Figure collection entries:
[Start]

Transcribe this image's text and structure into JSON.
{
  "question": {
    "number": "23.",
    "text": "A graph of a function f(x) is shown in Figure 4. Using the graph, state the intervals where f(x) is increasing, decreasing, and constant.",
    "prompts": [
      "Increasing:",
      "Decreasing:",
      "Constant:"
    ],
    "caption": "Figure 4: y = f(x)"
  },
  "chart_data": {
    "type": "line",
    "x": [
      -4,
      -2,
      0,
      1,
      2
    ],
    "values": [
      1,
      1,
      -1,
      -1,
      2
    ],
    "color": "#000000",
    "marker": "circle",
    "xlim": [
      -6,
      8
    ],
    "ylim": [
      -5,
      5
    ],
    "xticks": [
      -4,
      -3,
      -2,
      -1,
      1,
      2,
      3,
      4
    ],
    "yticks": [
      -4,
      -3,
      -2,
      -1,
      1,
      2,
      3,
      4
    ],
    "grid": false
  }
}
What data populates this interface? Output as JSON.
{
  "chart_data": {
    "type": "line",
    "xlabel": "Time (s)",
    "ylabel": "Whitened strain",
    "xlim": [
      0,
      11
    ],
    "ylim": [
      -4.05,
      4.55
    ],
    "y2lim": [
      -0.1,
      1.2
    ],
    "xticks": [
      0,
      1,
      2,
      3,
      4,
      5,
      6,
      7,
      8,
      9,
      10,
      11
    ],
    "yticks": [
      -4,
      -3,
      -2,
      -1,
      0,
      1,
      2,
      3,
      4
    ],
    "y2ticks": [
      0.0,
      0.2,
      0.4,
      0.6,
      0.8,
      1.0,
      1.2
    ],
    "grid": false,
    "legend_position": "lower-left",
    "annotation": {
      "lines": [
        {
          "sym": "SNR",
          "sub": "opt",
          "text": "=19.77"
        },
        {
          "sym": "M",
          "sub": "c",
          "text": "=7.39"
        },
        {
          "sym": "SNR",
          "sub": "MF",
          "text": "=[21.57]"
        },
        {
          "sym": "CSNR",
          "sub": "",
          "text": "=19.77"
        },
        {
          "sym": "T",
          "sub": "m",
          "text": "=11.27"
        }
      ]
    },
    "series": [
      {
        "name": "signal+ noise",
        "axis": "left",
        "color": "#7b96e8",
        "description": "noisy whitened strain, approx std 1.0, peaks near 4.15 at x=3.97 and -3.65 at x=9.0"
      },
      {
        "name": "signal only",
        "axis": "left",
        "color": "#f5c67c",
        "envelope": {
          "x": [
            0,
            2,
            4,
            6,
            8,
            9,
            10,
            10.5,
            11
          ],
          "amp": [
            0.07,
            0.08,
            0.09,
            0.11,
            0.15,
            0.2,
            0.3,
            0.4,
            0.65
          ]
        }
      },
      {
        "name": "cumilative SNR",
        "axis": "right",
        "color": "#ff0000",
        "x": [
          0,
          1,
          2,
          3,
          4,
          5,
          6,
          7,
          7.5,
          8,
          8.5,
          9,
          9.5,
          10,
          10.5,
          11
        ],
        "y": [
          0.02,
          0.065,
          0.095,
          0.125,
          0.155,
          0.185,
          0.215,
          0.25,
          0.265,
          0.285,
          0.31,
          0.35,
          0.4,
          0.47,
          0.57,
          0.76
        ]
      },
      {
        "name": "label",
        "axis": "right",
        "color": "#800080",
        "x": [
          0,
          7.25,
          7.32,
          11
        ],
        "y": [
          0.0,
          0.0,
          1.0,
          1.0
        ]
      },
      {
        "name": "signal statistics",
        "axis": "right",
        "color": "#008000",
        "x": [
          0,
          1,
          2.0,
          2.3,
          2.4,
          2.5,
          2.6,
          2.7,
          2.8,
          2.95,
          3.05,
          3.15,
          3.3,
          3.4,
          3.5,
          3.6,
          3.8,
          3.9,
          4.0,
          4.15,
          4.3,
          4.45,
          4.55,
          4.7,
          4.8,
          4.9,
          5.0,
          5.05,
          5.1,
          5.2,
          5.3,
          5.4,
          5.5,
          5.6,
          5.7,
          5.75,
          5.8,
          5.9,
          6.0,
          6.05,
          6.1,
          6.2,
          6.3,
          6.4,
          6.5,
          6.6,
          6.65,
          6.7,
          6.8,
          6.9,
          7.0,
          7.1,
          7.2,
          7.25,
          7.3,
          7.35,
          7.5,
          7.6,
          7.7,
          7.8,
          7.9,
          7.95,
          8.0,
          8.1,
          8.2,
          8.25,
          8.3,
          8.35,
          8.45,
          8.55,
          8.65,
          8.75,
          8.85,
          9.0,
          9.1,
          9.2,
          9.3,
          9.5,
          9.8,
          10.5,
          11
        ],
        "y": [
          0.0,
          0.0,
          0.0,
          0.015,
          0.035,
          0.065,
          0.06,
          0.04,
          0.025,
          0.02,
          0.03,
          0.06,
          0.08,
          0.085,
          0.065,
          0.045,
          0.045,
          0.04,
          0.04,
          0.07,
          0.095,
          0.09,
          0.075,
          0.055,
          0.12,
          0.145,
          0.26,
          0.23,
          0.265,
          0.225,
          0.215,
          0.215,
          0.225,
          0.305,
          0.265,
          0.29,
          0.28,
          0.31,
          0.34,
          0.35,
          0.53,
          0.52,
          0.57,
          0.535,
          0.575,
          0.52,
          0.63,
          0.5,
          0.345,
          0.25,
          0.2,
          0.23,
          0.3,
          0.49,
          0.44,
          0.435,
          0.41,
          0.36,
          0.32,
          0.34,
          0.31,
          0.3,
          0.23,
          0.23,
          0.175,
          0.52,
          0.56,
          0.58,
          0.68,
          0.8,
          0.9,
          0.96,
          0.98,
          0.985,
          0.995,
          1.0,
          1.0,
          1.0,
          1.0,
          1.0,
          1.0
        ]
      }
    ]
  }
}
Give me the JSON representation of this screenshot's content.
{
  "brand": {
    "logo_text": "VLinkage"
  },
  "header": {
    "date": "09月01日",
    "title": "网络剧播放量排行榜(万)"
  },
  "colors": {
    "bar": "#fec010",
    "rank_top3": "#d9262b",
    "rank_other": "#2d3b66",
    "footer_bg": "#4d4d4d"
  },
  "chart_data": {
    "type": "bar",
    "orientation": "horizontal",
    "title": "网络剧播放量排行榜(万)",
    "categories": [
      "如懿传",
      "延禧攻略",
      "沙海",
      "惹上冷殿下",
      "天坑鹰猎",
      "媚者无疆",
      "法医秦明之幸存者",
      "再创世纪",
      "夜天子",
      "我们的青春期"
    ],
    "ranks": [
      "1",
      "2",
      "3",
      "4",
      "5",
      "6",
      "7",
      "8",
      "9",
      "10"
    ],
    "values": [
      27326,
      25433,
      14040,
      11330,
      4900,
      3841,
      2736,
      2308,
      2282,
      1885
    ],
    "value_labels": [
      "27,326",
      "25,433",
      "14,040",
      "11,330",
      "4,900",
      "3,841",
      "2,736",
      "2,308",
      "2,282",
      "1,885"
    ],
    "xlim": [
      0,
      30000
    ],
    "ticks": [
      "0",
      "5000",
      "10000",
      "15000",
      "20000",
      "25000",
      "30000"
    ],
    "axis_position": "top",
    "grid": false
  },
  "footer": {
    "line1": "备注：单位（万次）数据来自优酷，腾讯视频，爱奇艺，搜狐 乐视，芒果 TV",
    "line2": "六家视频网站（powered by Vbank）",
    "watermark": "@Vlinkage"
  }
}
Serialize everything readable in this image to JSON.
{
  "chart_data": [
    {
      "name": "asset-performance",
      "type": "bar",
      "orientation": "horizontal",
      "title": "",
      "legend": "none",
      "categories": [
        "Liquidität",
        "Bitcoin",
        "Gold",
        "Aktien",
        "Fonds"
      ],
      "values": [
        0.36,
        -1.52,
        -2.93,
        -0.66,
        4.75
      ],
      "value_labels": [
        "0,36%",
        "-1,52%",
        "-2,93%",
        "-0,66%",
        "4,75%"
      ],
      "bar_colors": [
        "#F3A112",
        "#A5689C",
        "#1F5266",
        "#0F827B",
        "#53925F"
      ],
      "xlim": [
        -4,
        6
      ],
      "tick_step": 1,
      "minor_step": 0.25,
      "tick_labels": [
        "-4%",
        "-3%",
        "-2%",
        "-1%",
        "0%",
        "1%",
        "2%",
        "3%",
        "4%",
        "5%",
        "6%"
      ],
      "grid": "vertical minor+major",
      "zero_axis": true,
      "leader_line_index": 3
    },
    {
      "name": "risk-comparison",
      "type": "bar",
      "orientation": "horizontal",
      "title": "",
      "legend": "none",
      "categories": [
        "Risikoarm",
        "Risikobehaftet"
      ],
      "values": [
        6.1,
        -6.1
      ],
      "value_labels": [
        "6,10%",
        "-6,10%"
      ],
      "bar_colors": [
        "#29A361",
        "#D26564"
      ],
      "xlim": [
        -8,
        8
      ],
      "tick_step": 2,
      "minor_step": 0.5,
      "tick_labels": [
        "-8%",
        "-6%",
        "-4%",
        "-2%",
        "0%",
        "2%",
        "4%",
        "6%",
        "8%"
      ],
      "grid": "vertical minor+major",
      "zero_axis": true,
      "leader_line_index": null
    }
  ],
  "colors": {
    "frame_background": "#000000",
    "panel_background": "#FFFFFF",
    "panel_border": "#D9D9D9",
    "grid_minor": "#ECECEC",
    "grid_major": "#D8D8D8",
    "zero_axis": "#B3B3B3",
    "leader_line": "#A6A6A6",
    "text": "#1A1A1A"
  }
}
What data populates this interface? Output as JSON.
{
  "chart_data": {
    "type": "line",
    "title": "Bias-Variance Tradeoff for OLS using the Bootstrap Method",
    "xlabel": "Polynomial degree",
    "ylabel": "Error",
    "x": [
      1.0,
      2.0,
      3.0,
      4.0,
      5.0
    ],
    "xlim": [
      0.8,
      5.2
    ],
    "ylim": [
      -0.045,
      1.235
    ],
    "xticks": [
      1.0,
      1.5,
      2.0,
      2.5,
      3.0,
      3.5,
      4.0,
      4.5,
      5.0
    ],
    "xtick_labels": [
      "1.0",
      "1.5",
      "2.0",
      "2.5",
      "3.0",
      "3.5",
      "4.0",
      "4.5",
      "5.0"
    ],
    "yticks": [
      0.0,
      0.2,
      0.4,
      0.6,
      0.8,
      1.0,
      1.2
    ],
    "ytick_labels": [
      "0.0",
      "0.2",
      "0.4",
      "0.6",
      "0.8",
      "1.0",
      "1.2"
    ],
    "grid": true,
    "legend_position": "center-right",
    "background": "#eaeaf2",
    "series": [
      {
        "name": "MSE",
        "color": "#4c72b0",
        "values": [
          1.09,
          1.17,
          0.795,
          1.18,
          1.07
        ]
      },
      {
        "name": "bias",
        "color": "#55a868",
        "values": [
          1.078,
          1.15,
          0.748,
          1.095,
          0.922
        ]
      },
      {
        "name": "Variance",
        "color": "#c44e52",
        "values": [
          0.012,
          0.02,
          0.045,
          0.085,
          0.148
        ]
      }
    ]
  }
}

[End]

**Aim:** From the entries, report each line that includes the word "name".

**Exercise solution:**
        "name": "signal+ noise",
        "name": "signal only",
        "name": "cumilative SNR",
        "name": "label",
        "name": "signal statistics",
      "name": "asset-performance",
      "name": "risk-comparison",
        "name": "MSE",
        "name": "bias",
        "name": "Variance",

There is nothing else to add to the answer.